*TEXT*:
◇ ◇ ◇ ◇ ◇

Stanley Morgan Jr. (born September 7, 1996) is an American football wide receiver for the Cincinnati Bengals of the National Football League (NFL). He played college football at Nebraska and signed with the Bengals as an undrafted free agent in 2019.

Professional career

Morgan signed with the Cincinnati Bengals as an undrafted free agent following the 2019 NFL Draft. He was waived during final roster cuts on August 31, 2019 and signed to the practice squad the next day. He was promoted to the active roster on October 2, 2019.

On September 5, 2020, Morgan was waived by the Bengals and signed to the practice squad the next day. He was elevated to the active roster on November 14 for the team's week 10 game against the Pittsburgh Steelers, and reverted to the practice squad after the game. He was placed on the practice squad/COVID-19 list by the team on November 20, 2020, and restored to the practice squad on December 2. He was elevated again on December 5 for the week 13 game against the Miami Dolphins, and reverted to the practice squad again following the game. He was promoted to the active roster on December 12, 2020.

◇ ◇ ◇ ◇ ◇

Reproduce the passage of the Stanley Morgan Jr. text beginning at "Professional career" and ending at "December 12, 2020.". The data that comes next is separate material and has no connection to the text about Stanley Morgan Jr.

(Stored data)
◇ ◇ ◇ ◇ ◇

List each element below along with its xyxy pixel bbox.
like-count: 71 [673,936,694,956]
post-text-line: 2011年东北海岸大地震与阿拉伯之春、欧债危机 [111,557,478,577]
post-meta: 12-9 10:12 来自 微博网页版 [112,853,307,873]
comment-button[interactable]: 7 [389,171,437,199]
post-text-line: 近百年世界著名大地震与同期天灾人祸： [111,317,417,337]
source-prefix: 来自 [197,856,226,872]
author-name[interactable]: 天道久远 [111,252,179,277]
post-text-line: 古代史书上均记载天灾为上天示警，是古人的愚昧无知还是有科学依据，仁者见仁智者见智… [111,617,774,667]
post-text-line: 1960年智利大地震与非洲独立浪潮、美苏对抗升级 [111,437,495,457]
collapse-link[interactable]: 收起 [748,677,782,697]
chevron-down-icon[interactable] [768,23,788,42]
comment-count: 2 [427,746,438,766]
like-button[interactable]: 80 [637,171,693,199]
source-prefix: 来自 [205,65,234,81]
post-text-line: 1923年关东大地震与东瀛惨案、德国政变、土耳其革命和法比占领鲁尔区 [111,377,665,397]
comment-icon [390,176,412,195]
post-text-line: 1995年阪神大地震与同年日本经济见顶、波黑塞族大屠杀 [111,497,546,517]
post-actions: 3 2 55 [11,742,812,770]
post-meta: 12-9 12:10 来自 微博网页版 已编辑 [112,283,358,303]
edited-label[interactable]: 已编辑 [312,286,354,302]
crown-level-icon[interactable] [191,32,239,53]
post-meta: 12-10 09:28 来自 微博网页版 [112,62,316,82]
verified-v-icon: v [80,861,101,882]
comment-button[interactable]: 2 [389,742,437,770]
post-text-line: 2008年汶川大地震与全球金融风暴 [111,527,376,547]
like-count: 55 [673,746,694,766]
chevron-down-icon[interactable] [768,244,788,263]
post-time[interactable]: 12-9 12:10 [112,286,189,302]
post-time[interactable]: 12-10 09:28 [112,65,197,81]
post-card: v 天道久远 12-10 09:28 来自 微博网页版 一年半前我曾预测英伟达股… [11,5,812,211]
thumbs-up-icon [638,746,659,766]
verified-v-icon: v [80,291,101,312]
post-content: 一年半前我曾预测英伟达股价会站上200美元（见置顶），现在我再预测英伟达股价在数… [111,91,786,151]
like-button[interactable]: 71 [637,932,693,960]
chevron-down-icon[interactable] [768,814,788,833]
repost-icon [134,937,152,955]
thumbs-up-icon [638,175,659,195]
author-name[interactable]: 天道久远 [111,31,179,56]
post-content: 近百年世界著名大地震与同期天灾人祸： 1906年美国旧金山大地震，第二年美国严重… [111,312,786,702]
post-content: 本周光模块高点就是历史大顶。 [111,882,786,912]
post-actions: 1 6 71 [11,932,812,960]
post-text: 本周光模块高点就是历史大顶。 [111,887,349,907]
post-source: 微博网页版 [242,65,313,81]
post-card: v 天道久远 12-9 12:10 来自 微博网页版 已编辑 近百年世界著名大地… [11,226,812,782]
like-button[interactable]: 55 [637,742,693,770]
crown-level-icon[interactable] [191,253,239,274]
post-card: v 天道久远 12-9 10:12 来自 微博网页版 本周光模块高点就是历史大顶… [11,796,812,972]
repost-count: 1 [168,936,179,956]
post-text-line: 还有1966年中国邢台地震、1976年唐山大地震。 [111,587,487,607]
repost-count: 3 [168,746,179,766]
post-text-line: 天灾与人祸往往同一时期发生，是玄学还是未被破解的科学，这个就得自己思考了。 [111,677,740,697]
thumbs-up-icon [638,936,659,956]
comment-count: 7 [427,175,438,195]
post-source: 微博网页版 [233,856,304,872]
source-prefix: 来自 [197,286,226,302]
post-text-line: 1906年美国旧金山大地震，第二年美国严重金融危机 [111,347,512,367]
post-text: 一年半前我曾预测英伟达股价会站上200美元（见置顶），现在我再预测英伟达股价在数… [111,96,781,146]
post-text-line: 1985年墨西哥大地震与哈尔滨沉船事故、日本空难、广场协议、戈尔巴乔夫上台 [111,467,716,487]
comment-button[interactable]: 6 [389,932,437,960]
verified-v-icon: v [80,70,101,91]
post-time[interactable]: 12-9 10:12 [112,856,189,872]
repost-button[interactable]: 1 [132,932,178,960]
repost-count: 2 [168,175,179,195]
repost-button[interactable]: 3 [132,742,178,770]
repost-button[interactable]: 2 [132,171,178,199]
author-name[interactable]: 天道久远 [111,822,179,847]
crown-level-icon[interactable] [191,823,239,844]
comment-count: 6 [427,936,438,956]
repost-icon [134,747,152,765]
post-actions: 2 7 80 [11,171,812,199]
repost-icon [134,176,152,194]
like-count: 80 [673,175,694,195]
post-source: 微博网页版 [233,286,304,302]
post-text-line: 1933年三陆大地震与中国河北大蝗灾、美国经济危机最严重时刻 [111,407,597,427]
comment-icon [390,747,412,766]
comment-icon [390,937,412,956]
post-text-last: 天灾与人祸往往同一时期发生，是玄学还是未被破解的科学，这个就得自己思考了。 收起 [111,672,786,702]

◇ ◇ ◇ ◇ ◇

*EXPECTED ANSWER*:
Professional career

Morgan signed with the Cincinnati Bengals as an undrafted free agent following the 2019 NFL Draft. He was waived during final roster cuts on August 31, 2019 and signed to the practice squad the next day. He was promoted to the active roster on October 2, 2019.

On September 5, 2020, Morgan was waived by the Bengals and signed to the practice squad the next day. He was elevated to the active roster on November 14 for the team's week 10 game against the Pittsburgh Steelers, and reverted to the practice squad after the game. He was placed on the practice squad/COVID-19 list by the team on November 20, 2020, and restored to the practice squad on December 2. He was elevated again on December 5 for the week 13 game against the Miami Dolphins, and reverted to the practice squad again following the game. He was promoted to the active roster on December 12, 2020.